◆ Task requirements ◆
Print, exactly and completely, every entry in the data.

::::::

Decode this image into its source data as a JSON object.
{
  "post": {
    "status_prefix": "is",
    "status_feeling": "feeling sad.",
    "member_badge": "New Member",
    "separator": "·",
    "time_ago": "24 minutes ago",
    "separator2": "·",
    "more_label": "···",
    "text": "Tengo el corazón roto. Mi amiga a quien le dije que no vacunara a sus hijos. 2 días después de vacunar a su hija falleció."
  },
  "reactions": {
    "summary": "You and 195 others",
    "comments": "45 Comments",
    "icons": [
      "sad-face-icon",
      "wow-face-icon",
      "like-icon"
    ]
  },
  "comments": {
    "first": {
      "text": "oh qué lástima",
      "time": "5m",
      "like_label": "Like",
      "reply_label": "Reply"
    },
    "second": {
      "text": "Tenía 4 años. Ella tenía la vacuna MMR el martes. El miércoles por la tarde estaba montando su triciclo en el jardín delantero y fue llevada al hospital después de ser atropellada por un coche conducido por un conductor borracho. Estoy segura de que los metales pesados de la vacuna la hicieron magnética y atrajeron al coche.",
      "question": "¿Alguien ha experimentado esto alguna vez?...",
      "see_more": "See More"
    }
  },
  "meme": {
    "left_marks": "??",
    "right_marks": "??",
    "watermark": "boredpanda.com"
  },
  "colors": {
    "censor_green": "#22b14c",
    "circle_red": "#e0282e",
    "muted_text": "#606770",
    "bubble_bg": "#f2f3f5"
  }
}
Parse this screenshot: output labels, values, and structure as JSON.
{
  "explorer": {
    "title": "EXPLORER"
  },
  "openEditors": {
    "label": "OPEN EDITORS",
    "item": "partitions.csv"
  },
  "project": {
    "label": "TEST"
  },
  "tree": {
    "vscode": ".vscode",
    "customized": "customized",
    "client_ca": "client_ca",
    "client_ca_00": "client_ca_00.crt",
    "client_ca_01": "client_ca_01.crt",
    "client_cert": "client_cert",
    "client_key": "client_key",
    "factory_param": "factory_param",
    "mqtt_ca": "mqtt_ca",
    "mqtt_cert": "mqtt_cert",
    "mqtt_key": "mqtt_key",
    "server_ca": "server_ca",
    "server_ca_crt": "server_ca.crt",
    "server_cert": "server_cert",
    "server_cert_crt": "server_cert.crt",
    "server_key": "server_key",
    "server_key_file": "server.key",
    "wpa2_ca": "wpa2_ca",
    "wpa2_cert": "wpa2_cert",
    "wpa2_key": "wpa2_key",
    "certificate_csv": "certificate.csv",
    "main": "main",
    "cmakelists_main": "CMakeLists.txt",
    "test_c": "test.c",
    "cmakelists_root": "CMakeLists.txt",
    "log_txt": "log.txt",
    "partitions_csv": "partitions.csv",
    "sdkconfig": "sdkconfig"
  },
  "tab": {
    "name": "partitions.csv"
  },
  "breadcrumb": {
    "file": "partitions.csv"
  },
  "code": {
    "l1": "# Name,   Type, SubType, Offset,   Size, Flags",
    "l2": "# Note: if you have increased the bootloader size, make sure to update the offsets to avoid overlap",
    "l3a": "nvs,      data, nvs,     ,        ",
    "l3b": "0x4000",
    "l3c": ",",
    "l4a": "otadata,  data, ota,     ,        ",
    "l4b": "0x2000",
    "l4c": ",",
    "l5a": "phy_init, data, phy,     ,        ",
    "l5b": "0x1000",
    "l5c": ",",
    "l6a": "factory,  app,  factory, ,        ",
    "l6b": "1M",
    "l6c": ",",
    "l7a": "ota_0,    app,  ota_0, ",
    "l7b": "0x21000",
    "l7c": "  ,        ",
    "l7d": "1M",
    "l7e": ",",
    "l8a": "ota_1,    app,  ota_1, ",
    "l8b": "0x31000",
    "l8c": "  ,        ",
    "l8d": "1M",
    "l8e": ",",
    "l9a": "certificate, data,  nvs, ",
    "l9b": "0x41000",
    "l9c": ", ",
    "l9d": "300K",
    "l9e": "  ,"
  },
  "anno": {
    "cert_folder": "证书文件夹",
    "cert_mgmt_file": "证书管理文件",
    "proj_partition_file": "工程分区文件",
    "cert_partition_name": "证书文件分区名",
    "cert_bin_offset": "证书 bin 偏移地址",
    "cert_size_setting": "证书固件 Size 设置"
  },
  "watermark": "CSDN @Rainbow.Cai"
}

::::::

◆ Final result ◆
Decode this image into its source data as a JSON object.
{
  "post": {
    "status_prefix": "is",
    "status_feeling": "feeling sad.",
    "member_badge": "New Member",
    "separator": "·",
    "time_ago": "24 minutes ago",
    "separator2": "·",
    "more_label": "···",
    "text": "Tengo el corazón roto. Mi amiga a quien le dije que no vacunara a sus hijos. 2 días después de vacunar a su hija falleció."
  },
  "reactions": {
    "summary": "You and 195 others",
    "comments": "45 Comments",
    "icons": [
      "sad-face-icon",
      "wow-face-icon",
      "like-icon"
    ]
  },
  "comments": {
    "first": {
      "text": "oh qué lástima",
      "time": "5m",
      "like_label": "Like",
      "reply_label": "Reply"
    },
    "second": {
      "text": "Tenía 4 años. Ella tenía la vacuna MMR el martes. El miércoles por la tarde estaba montando su triciclo en el jardín delantero y fue llevada al hospital después de ser atropellada por un coche conducido por un conductor borracho. Estoy segura de que los metales pesados de la vacuna la hicieron magnética y atrajeron al coche.",
      "question": "¿Alguien ha experimentado esto alguna vez?...",
      "see_more": "See More"
    }
  },
  "meme": {
    "left_marks": "??",
    "right_marks": "??",
    "watermark": "boredpanda.com"
  },
  "colors": {
    "censor_green": "#22b14c",
    "circle_red": "#e0282e",
    "muted_text": "#606770",
    "bubble_bg": "#f2f3f5"
  }
}
Parse this screenshot: output labels, values, and structure as JSON.
{
  "explorer": {
    "title": "EXPLORER"
  },
  "openEditors": {
    "label": "OPEN EDITORS",
    "item": "partitions.csv"
  },
  "project": {
    "label": "TEST"
  },
  "tree": {
    "vscode": ".vscode",
    "customized": "customized",
    "client_ca": "client_ca",
    "client_ca_00": "client_ca_00.crt",
    "client_ca_01": "client_ca_01.crt",
    "client_cert": "client_cert",
    "client_key": "client_key",
    "factory_param": "factory_param",
    "mqtt_ca": "mqtt_ca",
    "mqtt_cert": "mqtt_cert",
    "mqtt_key": "mqtt_key",
    "server_ca": "server_ca",
    "server_ca_crt": "server_ca.crt",
    "server_cert": "server_cert",
    "server_cert_crt": "server_cert.crt",
    "server_key": "server_key",
    "server_key_file": "server.key",
    "wpa2_ca": "wpa2_ca",
    "wpa2_cert": "wpa2_cert",
    "wpa2_key": "wpa2_key",
    "certificate_csv": "certificate.csv",
    "main": "main",
    "cmakelists_main": "CMakeLists.txt",
    "test_c": "test.c",
    "cmakelists_root": "CMakeLists.txt",
    "log_txt": "log.txt",
    "partitions_csv": "partitions.csv",
    "sdkconfig": "sdkconfig"
  },
  "tab": {
    "name": "partitions.csv"
  },
  "breadcrumb": {
    "file": "partitions.csv"
  },
  "code": {
    "l1": "# Name,   Type, SubType, Offset,   Size, Flags",
    "l2": "# Note: if you have increased the bootloader size, make sure to update the offsets to avoid overlap",
    "l3a": "nvs,      data, nvs,     ,        ",
    "l3b": "0x4000",
    "l3c": ",",
    "l4a": "otadata,  data, ota,     ,        ",
    "l4b": "0x2000",
    "l4c": ",",
    "l5a": "phy_init, data, phy,     ,        ",
    "l5b": "0x1000",
    "l5c": ",",
    "l6a": "factory,  app,  factory, ,        ",
    "l6b": "1M",
    "l6c": ",",
    "l7a": "ota_0,    app,  ota_0, ",
    "l7b": "0x21000",
    "l7c": "  ,        ",
    "l7d": "1M",
    "l7e": ",",
    "l8a": "ota_1,    app,  ota_1, ",
    "l8b": "0x31000",
    "l8c": "  ,        ",
    "l8d": "1M",
    "l8e": ",",
    "l9a": "certificate, data,  nvs, ",
    "l9b": "0x41000",
    "l9c": ", ",
    "l9d": "300K",
    "l9e": "  ,"
  },
  "anno": {
    "cert_folder": "证书文件夹",
    "cert_mgmt_file": "证书管理文件",
    "proj_partition_file": "工程分区文件",
    "cert_partition_name": "证书文件分区名",
    "cert_bin_offset": "证书 bin 偏移地址",
    "cert_size_setting": "证书固件 Size 设置"
  },
  "watermark": "CSDN @Rainbow.Cai"
}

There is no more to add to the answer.